■ **Objective**
Leave out the images and repeat the listing below without a single change.

-----

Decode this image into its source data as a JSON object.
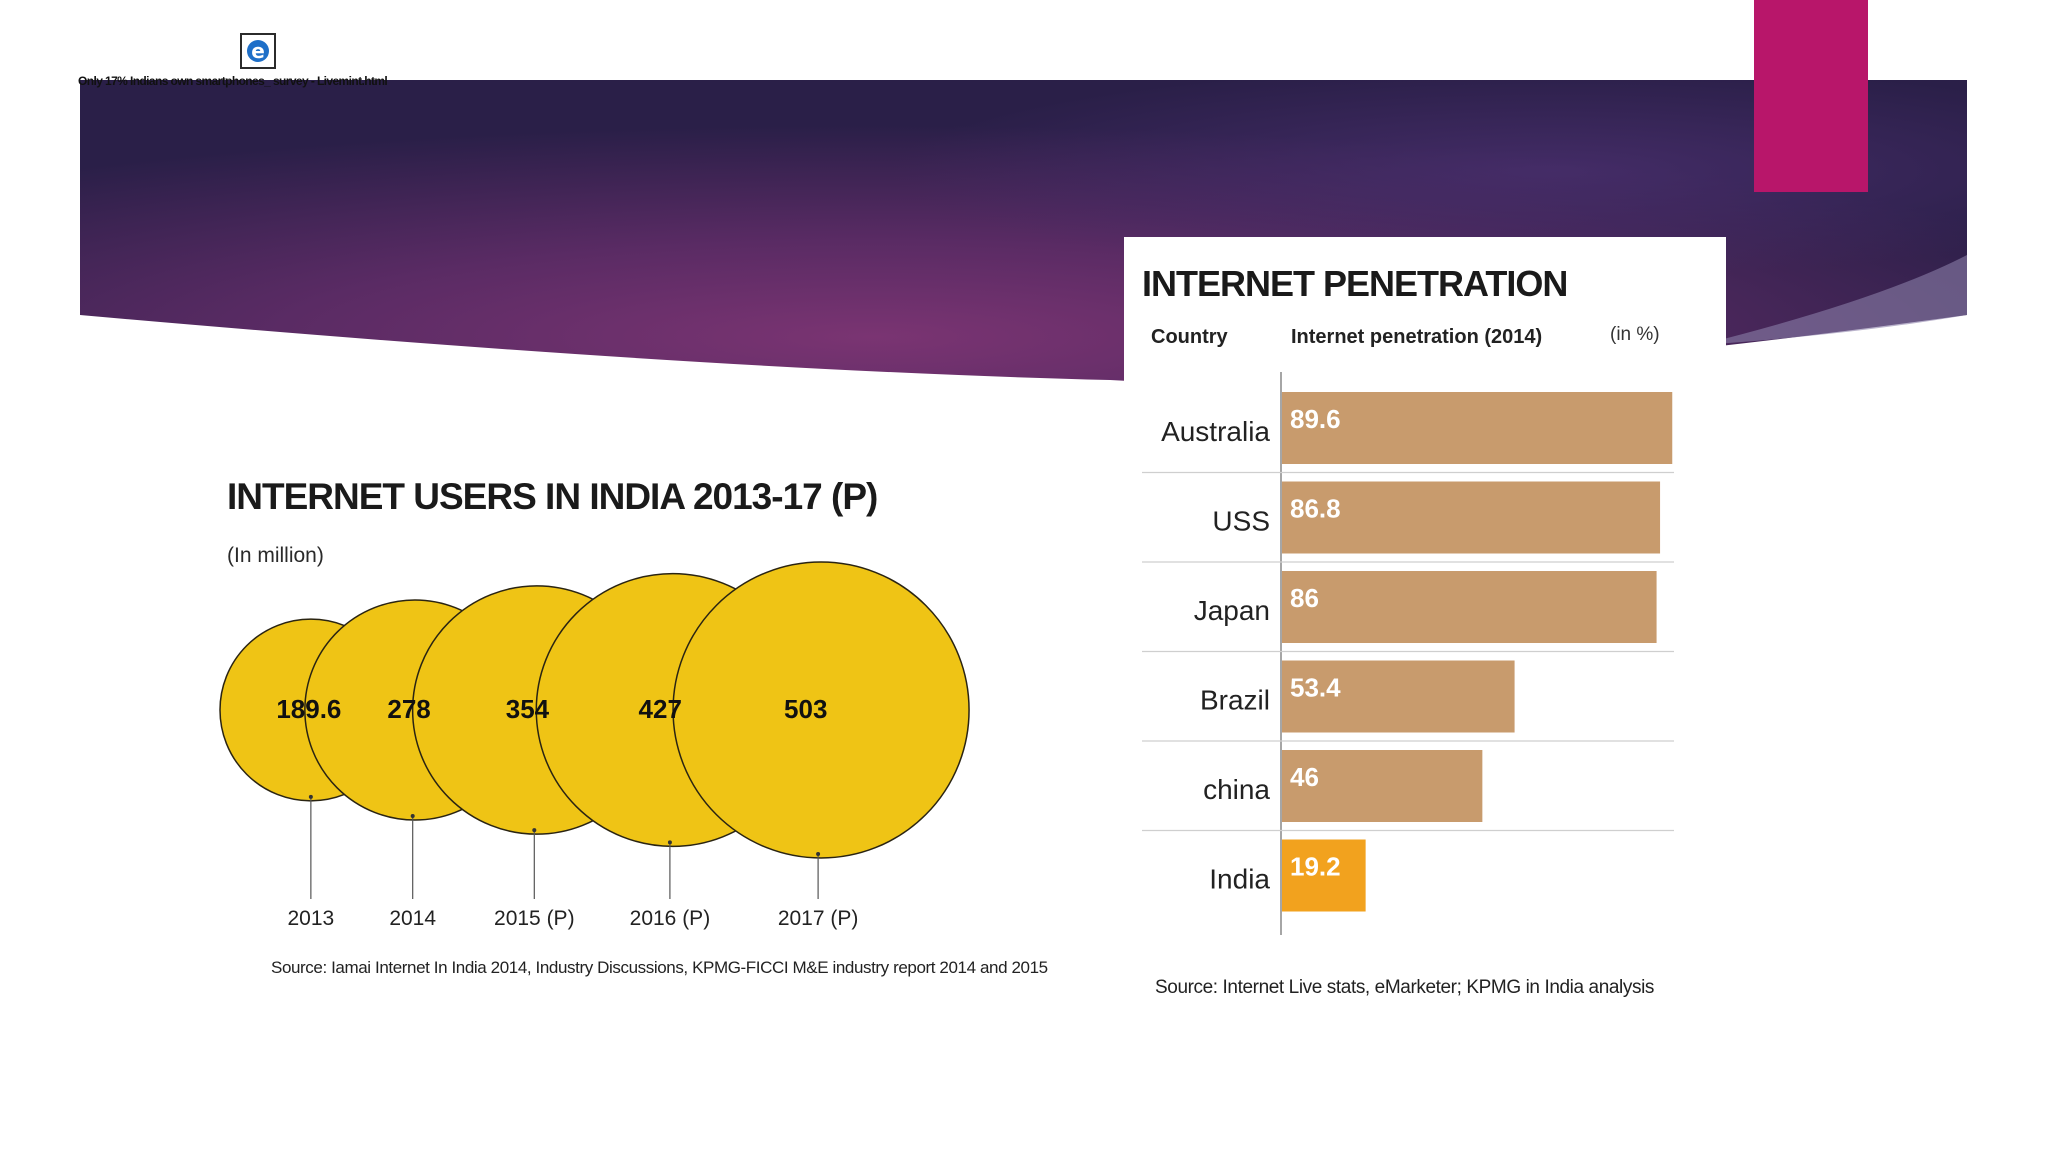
{
  "file_attachment": {
    "icon": "ie-document-icon",
    "label": "Only 17% Indians own smartphones_ survey - Livemint.html"
  },
  "colors": {
    "banner_start": "#3b2254",
    "banner_mid": "#6a2e6a",
    "banner_end": "#241d45",
    "accent_pink": "#b8166a",
    "bubble_fill": "#efc415",
    "bar_fill": "#c89b6d",
    "india_bar_fill": "#f2a21e"
  },
  "chart_data": [
    {
      "type": "bubble",
      "title": "INTERNET USERS IN INDIA 2013-17 (P)",
      "subtitle": "(In million)",
      "categories": [
        "2013",
        "2014",
        "2015 (P)",
        "2016 (P)",
        "2017 (P)"
      ],
      "values": [
        189.6,
        278,
        354,
        427,
        503
      ],
      "value_labels": [
        "189.6",
        "278",
        "354",
        "427",
        "503"
      ],
      "source": "Source: Iamai Internet In India 2014, Industry Discussions, KPMG-FICCI M&E industry report 2014 and 2015"
    },
    {
      "type": "bar",
      "orientation": "horizontal",
      "title": "INTERNET PENETRATION",
      "column_headers": [
        "Country",
        "Internet penetration (2014)"
      ],
      "unit_note": "(in %)",
      "categories": [
        "Australia",
        "USS",
        "Japan",
        "Brazil",
        "china",
        "India"
      ],
      "values": [
        89.6,
        86.8,
        86,
        53.4,
        46,
        19.2
      ],
      "value_labels": [
        "89.6",
        "86.8",
        "86",
        "53.4",
        "46",
        "19.2"
      ],
      "highlight": "India",
      "xlim": [
        0,
        90
      ],
      "source": "Source: Internet Live stats, eMarketer; KPMG in India analysis"
    }
  ]
}
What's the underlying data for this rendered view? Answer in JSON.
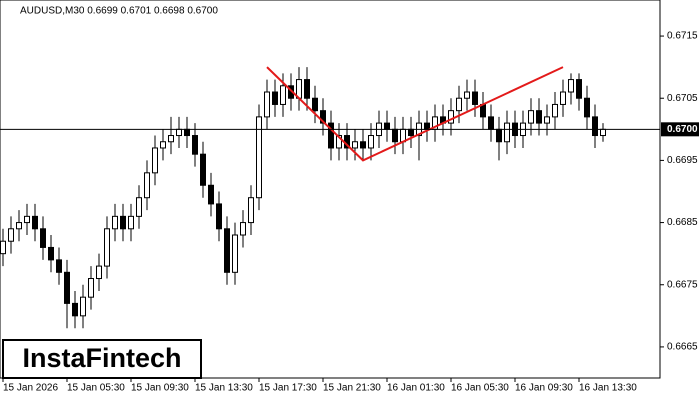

-----

■ **Solution to this problem**
Decode this image into its source data as a JSON object.
{
  "file_attachment": {
    "icon": "ie-document-icon",
    "label": "Only 17% Indians own smartphones_ survey - Livemint.html"
  },
  "colors": {
    "banner_start": "#3b2254",
    "banner_mid": "#6a2e6a",
    "banner_end": "#241d45",
    "accent_pink": "#b8166a",
    "bubble_fill": "#efc415",
    "bar_fill": "#c89b6d",
    "india_bar_fill": "#f2a21e"
  },
  "chart_data": [
    {
      "type": "bubble",
      "title": "INTERNET USERS IN INDIA 2013-17 (P)",
      "subtitle": "(In million)",
      "categories": [
        "2013",
        "2014",
        "2015 (P)",
        "2016 (P)",
        "2017 (P)"
      ],
      "values": [
        189.6,
        278,
        354,
        427,
        503
      ],
      "value_labels": [
        "189.6",
        "278",
        "354",
        "427",
        "503"
      ],
      "source": "Source: Iamai Internet In India 2014, Industry Discussions, KPMG-FICCI M&E industry report 2014 and 2015"
    },
    {
      "type": "bar",
      "orientation": "horizontal",
      "title": "INTERNET PENETRATION",
      "column_headers": [
        "Country",
        "Internet penetration (2014)"
      ],
      "unit_note": "(in %)",
      "categories": [
        "Australia",
        "USS",
        "Japan",
        "Brazil",
        "china",
        "India"
      ],
      "values": [
        89.6,
        86.8,
        86,
        53.4,
        46,
        19.2
      ],
      "value_labels": [
        "89.6",
        "86.8",
        "86",
        "53.4",
        "46",
        "19.2"
      ],
      "highlight": "India",
      "xlim": [
        0,
        90
      ],
      "source": "Source: Internet Live stats, eMarketer; KPMG in India analysis"
    }
  ]
}
What's the underlying data for this rendered view? Answer in JSON.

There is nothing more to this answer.